++++ Input rows

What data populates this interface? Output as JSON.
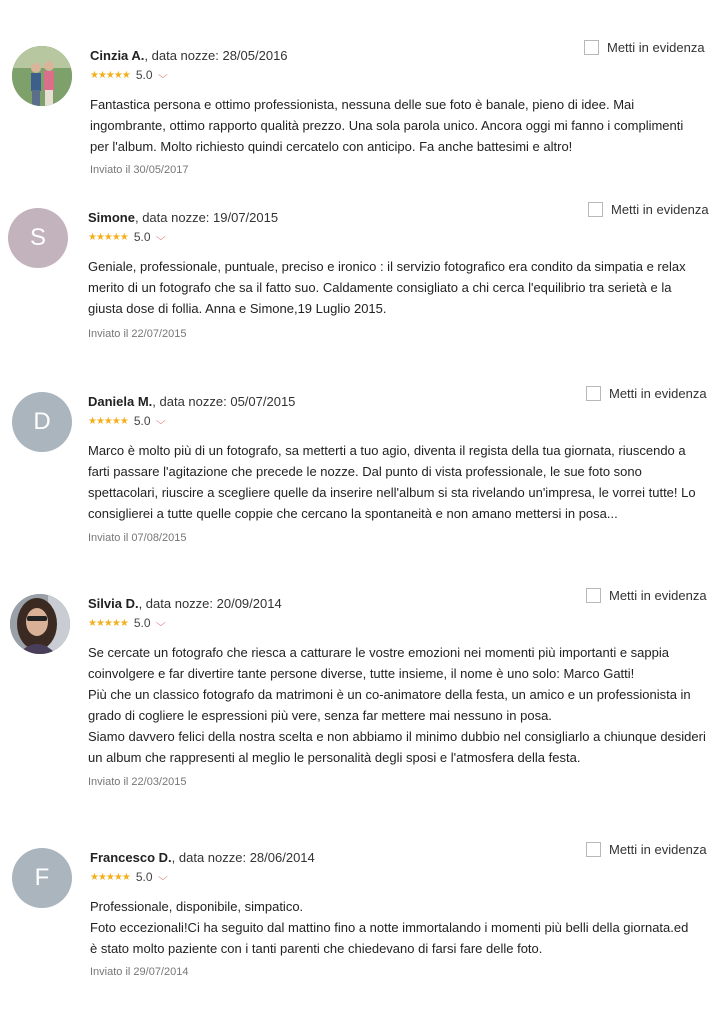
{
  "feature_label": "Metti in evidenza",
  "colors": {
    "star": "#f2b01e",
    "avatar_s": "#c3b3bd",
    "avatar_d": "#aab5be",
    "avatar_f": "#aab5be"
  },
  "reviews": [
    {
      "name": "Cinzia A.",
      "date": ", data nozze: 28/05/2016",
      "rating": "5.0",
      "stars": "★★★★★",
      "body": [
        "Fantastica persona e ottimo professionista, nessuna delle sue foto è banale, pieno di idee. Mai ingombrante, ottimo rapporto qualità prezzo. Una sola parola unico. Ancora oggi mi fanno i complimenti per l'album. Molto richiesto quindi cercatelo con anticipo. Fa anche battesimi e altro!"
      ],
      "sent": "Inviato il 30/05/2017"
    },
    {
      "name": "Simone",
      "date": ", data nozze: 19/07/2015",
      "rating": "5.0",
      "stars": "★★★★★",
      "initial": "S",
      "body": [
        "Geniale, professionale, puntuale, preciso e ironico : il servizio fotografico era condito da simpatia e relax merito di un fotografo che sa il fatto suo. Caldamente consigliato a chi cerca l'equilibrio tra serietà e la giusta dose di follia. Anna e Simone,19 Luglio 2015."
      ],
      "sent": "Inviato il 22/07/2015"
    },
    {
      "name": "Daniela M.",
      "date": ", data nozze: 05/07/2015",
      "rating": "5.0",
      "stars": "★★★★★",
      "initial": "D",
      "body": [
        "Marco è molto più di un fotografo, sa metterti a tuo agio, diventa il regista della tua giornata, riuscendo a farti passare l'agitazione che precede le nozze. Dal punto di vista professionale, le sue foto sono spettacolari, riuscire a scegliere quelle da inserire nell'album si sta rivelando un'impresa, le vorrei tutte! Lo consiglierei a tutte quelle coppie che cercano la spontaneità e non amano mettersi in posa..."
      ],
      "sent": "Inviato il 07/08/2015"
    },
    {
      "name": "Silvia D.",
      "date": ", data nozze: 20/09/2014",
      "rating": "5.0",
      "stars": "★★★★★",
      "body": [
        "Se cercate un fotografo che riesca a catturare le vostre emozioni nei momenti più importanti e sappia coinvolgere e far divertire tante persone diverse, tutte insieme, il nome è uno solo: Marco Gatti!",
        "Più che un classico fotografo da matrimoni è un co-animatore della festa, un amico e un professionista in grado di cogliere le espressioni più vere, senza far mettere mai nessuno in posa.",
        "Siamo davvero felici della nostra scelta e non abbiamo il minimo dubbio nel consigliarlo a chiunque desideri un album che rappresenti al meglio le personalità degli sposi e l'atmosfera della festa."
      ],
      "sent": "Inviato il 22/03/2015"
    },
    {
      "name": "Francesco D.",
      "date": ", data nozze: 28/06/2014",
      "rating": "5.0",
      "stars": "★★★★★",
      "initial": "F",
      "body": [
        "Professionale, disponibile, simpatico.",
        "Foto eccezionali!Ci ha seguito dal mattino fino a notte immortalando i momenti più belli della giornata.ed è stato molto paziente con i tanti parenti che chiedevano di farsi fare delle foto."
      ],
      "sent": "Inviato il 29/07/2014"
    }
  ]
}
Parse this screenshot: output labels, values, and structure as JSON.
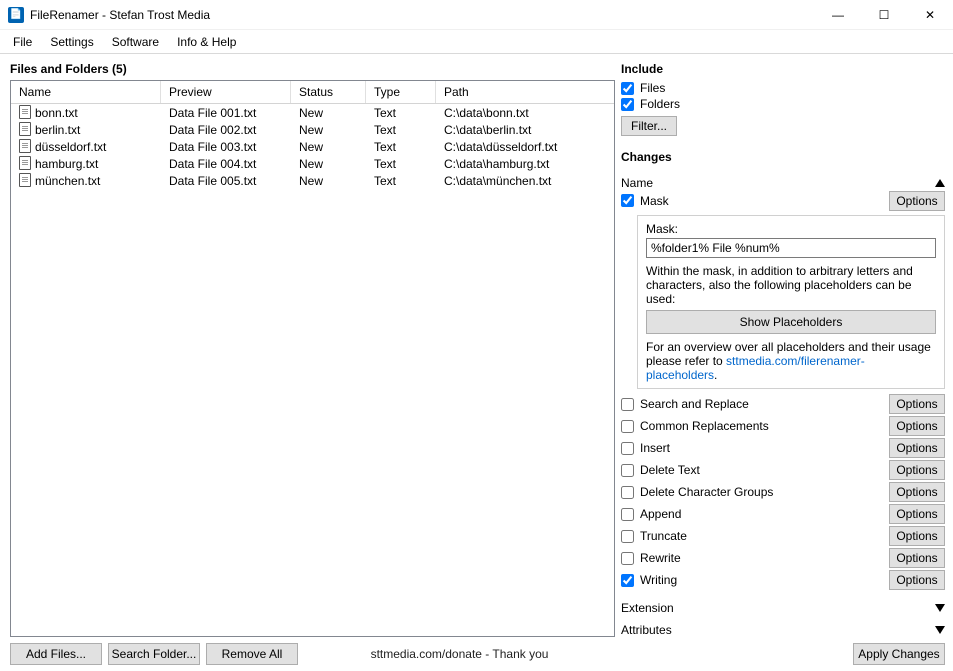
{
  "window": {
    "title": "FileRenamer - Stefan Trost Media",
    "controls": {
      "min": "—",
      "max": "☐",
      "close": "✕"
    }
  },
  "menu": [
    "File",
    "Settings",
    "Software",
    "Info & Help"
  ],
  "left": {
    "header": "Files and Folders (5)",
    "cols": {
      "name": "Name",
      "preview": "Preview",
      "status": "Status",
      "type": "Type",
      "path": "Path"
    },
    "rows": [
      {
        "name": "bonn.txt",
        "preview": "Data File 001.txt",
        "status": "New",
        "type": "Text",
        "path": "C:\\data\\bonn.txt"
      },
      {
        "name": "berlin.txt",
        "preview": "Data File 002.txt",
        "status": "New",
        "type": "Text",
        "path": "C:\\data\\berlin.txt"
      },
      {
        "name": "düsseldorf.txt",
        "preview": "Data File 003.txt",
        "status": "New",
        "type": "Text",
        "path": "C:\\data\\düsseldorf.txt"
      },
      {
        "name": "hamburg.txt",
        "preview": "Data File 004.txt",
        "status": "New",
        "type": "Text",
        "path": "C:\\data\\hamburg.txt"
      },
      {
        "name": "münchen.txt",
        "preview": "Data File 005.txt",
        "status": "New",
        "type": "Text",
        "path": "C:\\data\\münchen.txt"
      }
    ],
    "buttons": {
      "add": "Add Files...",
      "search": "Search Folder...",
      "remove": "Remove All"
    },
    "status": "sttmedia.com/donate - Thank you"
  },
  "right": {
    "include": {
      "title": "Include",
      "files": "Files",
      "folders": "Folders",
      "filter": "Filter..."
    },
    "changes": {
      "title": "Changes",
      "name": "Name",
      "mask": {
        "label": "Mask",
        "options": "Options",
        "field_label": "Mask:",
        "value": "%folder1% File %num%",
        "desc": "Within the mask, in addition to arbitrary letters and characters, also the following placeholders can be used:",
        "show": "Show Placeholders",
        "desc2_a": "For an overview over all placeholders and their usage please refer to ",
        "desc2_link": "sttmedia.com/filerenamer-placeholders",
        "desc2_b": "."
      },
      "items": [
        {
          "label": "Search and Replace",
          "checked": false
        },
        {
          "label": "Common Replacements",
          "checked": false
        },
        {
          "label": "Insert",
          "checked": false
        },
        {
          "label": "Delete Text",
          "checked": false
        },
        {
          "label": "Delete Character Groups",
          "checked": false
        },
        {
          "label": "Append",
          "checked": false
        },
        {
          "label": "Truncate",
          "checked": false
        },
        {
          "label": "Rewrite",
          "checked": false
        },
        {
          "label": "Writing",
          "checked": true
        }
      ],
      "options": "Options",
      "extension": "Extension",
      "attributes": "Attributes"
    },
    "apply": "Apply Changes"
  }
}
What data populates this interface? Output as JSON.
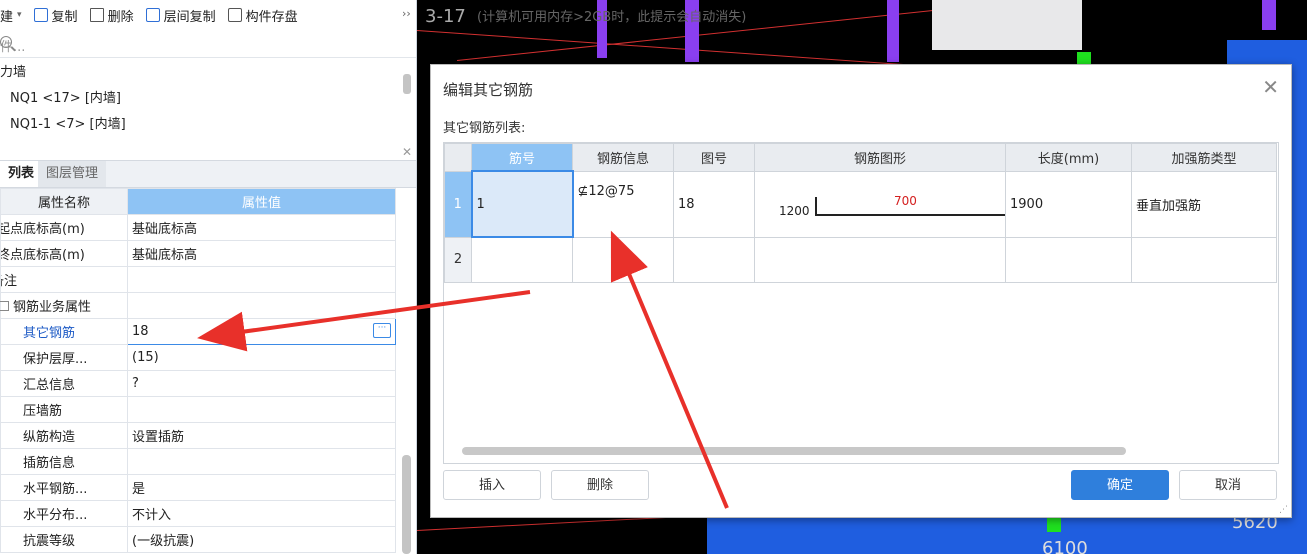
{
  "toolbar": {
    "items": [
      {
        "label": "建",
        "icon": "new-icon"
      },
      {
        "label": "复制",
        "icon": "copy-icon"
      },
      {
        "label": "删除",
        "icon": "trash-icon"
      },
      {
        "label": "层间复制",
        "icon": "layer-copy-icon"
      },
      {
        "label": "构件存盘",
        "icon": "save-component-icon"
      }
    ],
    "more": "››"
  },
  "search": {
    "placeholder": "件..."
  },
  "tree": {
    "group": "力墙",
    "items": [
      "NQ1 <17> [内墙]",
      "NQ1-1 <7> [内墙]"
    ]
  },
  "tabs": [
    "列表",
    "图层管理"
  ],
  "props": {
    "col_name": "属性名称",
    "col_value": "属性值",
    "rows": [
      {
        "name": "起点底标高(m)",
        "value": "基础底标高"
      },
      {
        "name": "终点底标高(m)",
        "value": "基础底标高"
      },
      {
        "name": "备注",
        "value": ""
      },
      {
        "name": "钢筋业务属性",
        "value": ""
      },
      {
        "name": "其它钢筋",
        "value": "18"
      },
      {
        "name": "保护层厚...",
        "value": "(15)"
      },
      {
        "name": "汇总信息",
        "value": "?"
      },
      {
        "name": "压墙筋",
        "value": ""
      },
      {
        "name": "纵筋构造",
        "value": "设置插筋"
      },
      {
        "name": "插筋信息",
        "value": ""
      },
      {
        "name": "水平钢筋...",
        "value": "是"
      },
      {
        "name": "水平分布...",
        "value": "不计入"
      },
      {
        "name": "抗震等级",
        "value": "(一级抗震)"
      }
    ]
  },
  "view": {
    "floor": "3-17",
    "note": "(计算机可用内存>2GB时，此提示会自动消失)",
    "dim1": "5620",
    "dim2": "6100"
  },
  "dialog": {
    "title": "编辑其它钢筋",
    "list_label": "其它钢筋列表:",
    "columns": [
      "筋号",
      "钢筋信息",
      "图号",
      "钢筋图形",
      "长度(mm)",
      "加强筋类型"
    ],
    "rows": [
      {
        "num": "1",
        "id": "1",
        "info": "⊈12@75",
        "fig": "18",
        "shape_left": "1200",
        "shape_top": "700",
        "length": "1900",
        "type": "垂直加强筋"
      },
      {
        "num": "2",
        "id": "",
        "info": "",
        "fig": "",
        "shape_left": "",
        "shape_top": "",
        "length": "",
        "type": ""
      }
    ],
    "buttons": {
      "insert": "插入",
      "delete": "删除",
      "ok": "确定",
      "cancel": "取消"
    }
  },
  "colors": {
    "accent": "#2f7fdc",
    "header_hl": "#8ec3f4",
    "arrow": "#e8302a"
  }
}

++++++++

Say, as a number only, how many lines of the data contain "professionista".

**The result**
2